WHAT IS EXPECTED: Give an exact transcription of every line, dropping the images.

##### RAW DATA #####

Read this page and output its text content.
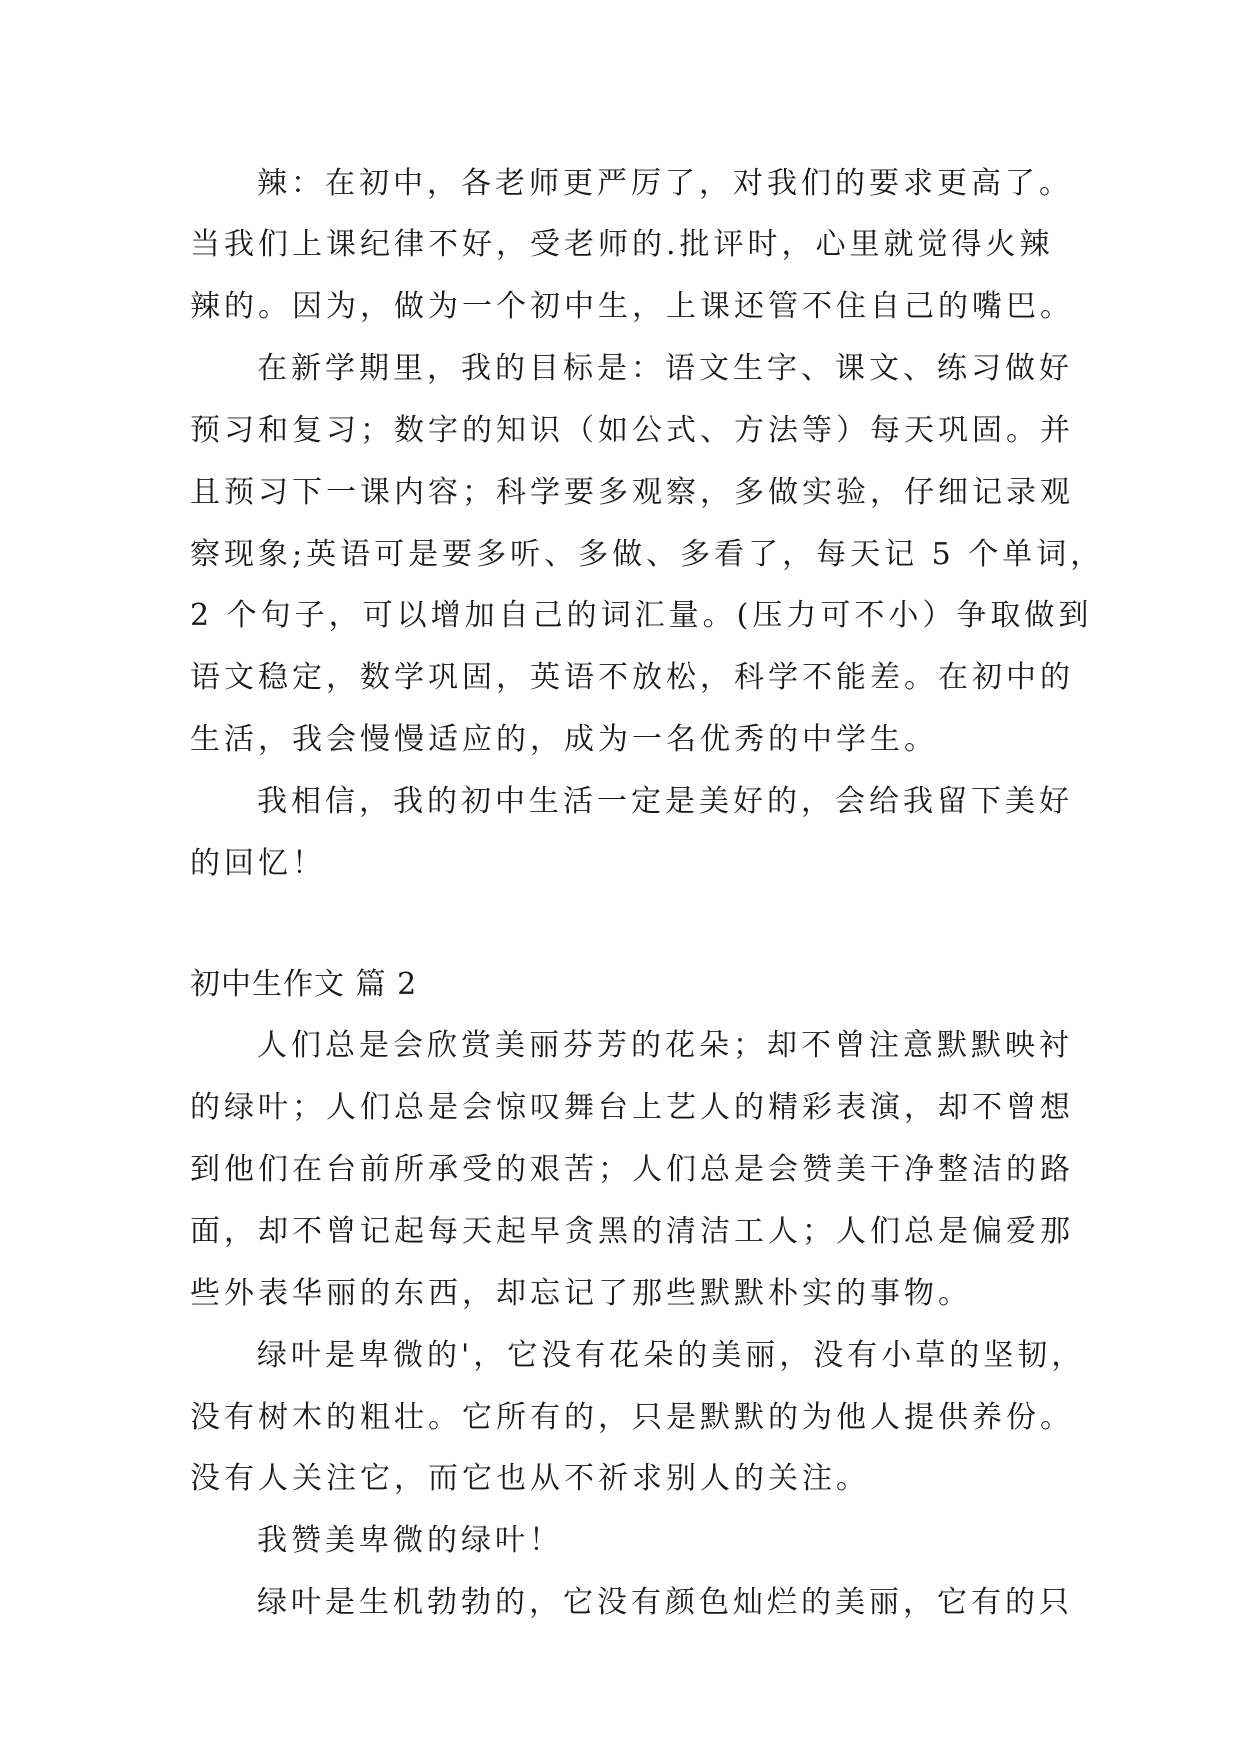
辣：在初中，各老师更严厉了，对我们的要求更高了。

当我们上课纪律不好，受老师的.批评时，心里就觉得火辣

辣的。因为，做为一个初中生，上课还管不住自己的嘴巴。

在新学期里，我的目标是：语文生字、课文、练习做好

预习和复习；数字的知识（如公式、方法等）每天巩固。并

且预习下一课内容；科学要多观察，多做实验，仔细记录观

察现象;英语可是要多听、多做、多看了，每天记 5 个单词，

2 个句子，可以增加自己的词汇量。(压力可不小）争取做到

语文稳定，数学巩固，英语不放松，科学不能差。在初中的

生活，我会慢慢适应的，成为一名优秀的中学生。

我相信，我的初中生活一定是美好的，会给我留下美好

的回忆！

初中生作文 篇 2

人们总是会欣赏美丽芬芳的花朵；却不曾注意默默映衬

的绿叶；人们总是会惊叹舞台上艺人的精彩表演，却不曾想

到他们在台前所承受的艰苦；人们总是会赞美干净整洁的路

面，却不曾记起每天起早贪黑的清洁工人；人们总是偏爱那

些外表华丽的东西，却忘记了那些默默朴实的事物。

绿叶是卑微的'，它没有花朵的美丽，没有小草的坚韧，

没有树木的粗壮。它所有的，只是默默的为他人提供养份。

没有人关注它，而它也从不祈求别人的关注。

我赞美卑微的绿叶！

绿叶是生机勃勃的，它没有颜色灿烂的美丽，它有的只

#####

OUTPUT FOR THIS EXERCISE:
Read this page and output its text content.
辣：在初中，各老师更严厉了，对我们的要求更高了。

当我们上课纪律不好，受老师的.批评时，心里就觉得火辣

辣的。因为，做为一个初中生，上课还管不住自己的嘴巴。

在新学期里，我的目标是：语文生字、课文、练习做好

预习和复习；数字的知识（如公式、方法等）每天巩固。并

且预习下一课内容；科学要多观察，多做实验，仔细记录观

察现象;英语可是要多听、多做、多看了，每天记 5 个单词，

2 个句子，可以增加自己的词汇量。(压力可不小）争取做到

语文稳定，数学巩固，英语不放松，科学不能差。在初中的

生活，我会慢慢适应的，成为一名优秀的中学生。

我相信，我的初中生活一定是美好的，会给我留下美好

的回忆！

初中生作文 篇 2

人们总是会欣赏美丽芬芳的花朵；却不曾注意默默映衬

的绿叶；人们总是会惊叹舞台上艺人的精彩表演，却不曾想

到他们在台前所承受的艰苦；人们总是会赞美干净整洁的路

面，却不曾记起每天起早贪黑的清洁工人；人们总是偏爱那

些外表华丽的东西，却忘记了那些默默朴实的事物。

绿叶是卑微的'，它没有花朵的美丽，没有小草的坚韧，

没有树木的粗壮。它所有的，只是默默的为他人提供养份。

没有人关注它，而它也从不祈求别人的关注。

我赞美卑微的绿叶！

绿叶是生机勃勃的，它没有颜色灿烂的美丽，它有的只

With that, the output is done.